▶ **Given request**
Repeat verbatim every line of the material, beginning at the line that holds "OCR this image." and ending at its last line.

>>>>>

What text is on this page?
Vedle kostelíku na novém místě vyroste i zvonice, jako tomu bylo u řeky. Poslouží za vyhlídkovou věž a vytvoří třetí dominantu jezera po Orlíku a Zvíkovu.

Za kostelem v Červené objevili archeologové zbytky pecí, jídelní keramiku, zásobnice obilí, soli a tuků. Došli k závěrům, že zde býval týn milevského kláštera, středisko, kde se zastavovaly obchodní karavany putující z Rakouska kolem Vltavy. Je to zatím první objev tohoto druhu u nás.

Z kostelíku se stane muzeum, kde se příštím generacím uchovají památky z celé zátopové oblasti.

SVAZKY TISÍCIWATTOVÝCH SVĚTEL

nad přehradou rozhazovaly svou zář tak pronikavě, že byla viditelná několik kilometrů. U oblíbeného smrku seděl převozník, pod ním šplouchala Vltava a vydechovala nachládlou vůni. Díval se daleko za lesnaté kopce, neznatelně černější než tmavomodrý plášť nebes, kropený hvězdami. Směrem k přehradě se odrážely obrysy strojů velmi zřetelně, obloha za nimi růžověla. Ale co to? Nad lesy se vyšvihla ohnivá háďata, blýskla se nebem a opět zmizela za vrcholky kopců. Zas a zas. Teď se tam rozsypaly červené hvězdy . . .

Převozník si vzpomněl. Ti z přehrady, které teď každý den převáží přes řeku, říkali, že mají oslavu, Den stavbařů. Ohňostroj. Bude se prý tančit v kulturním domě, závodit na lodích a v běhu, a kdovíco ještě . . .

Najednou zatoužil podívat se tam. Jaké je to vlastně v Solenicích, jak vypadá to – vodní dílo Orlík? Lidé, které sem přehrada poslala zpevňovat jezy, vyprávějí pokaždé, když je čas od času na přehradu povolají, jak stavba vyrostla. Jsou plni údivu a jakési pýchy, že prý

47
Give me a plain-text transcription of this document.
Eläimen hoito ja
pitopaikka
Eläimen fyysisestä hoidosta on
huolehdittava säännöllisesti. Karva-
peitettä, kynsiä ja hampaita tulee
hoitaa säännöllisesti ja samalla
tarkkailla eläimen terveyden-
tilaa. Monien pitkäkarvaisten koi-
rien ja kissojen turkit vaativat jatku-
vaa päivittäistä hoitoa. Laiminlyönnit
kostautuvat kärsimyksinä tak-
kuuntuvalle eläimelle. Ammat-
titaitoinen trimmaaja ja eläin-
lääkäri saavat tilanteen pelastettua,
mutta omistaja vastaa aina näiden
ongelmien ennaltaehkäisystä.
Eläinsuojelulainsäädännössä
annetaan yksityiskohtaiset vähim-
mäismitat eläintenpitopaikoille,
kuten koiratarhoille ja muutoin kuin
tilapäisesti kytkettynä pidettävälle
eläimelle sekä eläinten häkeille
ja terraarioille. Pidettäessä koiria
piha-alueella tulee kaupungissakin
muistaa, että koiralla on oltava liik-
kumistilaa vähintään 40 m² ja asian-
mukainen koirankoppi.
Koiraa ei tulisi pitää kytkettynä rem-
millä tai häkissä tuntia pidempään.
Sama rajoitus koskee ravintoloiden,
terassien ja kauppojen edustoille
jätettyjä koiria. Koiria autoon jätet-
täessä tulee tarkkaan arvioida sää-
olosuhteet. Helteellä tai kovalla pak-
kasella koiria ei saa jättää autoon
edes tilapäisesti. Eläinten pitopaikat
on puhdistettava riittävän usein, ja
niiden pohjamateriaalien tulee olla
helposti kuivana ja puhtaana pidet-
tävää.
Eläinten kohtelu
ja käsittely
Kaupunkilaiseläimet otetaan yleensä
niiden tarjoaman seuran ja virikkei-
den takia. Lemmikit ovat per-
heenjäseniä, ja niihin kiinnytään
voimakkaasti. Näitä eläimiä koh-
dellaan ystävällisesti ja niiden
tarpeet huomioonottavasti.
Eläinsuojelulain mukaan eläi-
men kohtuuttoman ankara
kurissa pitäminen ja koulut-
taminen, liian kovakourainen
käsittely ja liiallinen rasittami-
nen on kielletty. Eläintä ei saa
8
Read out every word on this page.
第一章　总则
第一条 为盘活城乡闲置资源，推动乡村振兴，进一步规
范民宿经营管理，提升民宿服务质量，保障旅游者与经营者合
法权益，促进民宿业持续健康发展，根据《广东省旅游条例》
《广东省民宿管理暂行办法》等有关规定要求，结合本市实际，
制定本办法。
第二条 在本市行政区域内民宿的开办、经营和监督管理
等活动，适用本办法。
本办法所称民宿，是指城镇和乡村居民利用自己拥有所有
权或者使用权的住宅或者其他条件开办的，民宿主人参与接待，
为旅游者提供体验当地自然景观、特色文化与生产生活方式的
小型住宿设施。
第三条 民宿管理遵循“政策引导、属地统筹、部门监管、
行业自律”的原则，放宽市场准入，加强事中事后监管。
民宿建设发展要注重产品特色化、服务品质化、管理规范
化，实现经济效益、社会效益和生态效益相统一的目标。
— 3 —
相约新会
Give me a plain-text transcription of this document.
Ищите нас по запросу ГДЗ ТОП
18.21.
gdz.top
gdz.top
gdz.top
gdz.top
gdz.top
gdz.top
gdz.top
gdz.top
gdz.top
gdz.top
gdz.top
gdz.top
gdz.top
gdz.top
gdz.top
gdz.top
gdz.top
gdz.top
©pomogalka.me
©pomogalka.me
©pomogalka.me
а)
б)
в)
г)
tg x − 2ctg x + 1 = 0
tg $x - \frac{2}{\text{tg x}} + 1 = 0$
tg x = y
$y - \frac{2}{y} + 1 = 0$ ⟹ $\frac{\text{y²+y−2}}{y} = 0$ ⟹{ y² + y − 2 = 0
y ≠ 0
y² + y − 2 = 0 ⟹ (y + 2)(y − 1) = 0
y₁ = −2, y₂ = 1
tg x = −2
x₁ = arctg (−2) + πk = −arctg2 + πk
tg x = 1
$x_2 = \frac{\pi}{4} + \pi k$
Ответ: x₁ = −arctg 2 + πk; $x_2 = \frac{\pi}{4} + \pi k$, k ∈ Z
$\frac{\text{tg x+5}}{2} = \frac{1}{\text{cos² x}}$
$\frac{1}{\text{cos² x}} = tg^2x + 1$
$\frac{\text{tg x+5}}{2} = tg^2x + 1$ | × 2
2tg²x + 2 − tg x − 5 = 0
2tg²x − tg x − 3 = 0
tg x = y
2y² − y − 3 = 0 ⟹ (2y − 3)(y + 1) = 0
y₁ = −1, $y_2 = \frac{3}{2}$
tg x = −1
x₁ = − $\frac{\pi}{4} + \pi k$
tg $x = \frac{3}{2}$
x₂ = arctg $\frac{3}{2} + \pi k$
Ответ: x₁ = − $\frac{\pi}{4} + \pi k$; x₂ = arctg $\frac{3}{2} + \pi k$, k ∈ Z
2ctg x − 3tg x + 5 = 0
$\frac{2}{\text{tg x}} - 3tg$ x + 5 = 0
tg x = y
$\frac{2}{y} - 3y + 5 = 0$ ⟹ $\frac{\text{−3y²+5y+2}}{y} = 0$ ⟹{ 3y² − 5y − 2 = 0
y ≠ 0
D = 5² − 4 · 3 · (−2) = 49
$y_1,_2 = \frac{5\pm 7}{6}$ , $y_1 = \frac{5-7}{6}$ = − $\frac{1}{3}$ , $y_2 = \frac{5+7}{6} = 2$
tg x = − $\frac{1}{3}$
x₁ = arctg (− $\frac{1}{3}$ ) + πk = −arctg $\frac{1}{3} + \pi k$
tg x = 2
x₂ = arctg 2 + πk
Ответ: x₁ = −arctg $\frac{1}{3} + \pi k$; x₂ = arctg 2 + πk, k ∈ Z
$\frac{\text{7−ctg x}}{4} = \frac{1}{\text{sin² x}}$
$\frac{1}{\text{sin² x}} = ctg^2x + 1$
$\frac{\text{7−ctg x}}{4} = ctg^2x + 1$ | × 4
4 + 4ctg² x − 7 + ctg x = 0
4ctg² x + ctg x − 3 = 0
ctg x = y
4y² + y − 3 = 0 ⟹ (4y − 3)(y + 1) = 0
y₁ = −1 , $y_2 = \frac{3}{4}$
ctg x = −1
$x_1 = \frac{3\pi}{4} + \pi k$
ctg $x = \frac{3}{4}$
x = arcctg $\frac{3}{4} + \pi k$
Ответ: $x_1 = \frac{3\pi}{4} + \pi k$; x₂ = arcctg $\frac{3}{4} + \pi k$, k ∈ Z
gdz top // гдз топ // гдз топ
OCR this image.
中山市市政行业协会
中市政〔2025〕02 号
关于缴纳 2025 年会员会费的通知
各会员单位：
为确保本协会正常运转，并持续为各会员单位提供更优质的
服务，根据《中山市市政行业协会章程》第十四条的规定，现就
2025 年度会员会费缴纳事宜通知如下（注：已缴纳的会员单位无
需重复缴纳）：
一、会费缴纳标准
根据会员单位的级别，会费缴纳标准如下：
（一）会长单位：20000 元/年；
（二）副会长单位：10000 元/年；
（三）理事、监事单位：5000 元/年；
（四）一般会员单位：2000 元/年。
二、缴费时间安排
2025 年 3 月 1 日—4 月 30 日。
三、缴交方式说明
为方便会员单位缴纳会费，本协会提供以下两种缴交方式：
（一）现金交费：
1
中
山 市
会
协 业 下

<<<<<

▶ **In response**
OCR this image.
中山市市政行业协会
中市政〔2025〕02 号
关于缴纳 2025 年会员会费的通知
各会员单位：
为确保本协会正常运转，并持续为各会员单位提供更优质的
服务，根据《中山市市政行业协会章程》第十四条的规定，现就
2025 年度会员会费缴纳事宜通知如下（注：已缴纳的会员单位无
需重复缴纳）：
一、会费缴纳标准
根据会员单位的级别，会费缴纳标准如下：
（一）会长单位：20000 元/年；
（二）副会长单位：10000 元/年；
（三）理事、监事单位：5000 元/年；
（四）一般会员单位：2000 元/年。
二、缴费时间安排
2025 年 3 月 1 日—4 月 30 日。
三、缴交方式说明
为方便会员单位缴纳会费，本协会提供以下两种缴交方式：
（一）现金交费：
1
中
山 市
会
协 业 下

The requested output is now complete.